TASK OBJECTIVE
Carry on the essay below about reading scientists' blogs, picking up right after its last sentence.

TEXT SHOWN
But wait! This is 2004. Dazzling cities full of mile-high skyscrapers, joined with skywalks. Jet cars and flying bubbles take us where we want to go. Colonies on the Moon and even Mars. The "Science Police" make sure that we're all safe. War and poverty have been eliminated by wise social and genetic engineering. Everyone has perfect bodies and we're all wearing pink, aqua, and silver spandex jumpsuits with white boots! And logarithms? You just punch the numbers into your tiny hand-held calculator and out comes the answer, in a fraction of a second. Tom Slick! (as my old boss used to say when he was impressed.)

A New Kind of Art

I read a lot of scientists' blogs. I find them fascinating and I am so glad that science professionals take the time out of their busy lives to write these online journals. It gives me excellent insights into the lives and thought processes of folks I would never be able to talk to in person. The scientist bloggers talk about how they collaborate to write papers. And what it is like to teach classes in elementary physics when you are a high-level person trying to get your own research done. And they talk about their own specialty, what is going on there, what the controversies are, and what ideas are being offered as to how to resolve ongoing problems. Sometimes they even talk about the creative process of doing research, as the Australian physicist Michael Nielsen has been doing for the last week or so, in an inspiring set of essays about "Principles of Effective Research."

String theorists talk about their string stuff on their blogs, and it sounds, to me, like poetry in a foreign language. I can hear poetry recited in Russian, for instance, and know that it is poetry, even if I don't understand a word of it. But string theory, as everyone knows, is science. Well, it's supposed to be. Do I know this is science, even though I don't understand a word of it? Bosh! Science doesn't work that way! Just because it sounds like poetry to someone completely out of it, like me, doesn't mean a thing.

[Page layout parsing data]
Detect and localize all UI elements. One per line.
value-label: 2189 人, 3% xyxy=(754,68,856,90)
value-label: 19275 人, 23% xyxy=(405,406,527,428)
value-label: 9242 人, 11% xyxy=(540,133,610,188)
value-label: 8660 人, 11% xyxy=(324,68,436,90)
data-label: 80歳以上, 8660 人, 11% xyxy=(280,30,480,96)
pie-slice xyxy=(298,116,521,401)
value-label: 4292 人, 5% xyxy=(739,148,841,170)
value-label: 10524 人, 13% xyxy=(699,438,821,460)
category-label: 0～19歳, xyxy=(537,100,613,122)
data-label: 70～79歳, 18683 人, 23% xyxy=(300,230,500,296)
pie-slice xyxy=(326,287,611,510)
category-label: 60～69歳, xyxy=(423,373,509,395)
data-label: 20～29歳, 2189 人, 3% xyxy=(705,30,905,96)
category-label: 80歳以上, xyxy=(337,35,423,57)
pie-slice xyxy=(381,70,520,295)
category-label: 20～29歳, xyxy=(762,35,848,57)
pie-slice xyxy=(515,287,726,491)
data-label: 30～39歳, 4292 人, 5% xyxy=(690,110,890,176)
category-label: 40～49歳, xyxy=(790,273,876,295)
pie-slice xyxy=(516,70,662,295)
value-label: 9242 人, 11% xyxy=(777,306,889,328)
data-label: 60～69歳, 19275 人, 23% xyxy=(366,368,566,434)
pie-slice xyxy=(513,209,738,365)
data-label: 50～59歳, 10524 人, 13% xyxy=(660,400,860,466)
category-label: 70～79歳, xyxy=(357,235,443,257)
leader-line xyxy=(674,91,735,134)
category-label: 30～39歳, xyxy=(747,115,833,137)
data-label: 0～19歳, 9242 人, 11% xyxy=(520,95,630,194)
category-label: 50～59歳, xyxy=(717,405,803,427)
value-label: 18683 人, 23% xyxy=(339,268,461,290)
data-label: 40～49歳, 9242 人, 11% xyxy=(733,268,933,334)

EXERCISE ANSWER
Lately, though, a note of self-doubt has been echoing in the blog writing of some of the string theorists. The lack of experimental verification has been getting to them. They desperately hope, perhaps against hope, that when the great supercollider at CERN goes online in 2007, something that confirms string theory, no matter how tenuous, will pop out of it. Meanwhile, they talk about how difficult it is to keep working on it, and how there are really no more places at the virtual table for any more scientists in the field, or at least how incredibly difficult it is to become a professional string theorist (or any other kind of physics theorist). Amanda Peet is a New Zealander who is now at the University of Toronto as a professor of theoretical physics and string theory. She was one of only two (count'em) two female scientists who appeared in the famous Brian Greene TV mini-series on string theory. She has a fascinating page on what it takes to become a professional physicist specializing in string theory. I can't help wondering, what would happen if a person tried to learn this stuff outside of a university career? Probably as impossible as trying to become a brain surgeon without going to graduate and medical school, I guess. Won't stop me from trying, though, since it wouldn't put anyone at risk.

The personnel picture, then, is small and esoteric for this kind of physics, and by its essential nature will remain that way. Yet curious outsiders like me can see into it, by way of the blog journals and websites. The more I see of this world, even if I can't (and may never) understand the substance of it, the more this subculture and its characters look familiar to me. They sound like artists. And this stuff sounds to me not like science, but like an art form. This is not a popular art form like comics or rock music. It's more like modern classical music, for instance twelve-tone and atonal music. Esoteric, demanding, relentlessly anti-popular, and accessible only to a few elite specialists. It's interesting that this musical system, dating from the early twentieth century, is highly mathematical, as if the originators wished to make music as "scientific" as possible.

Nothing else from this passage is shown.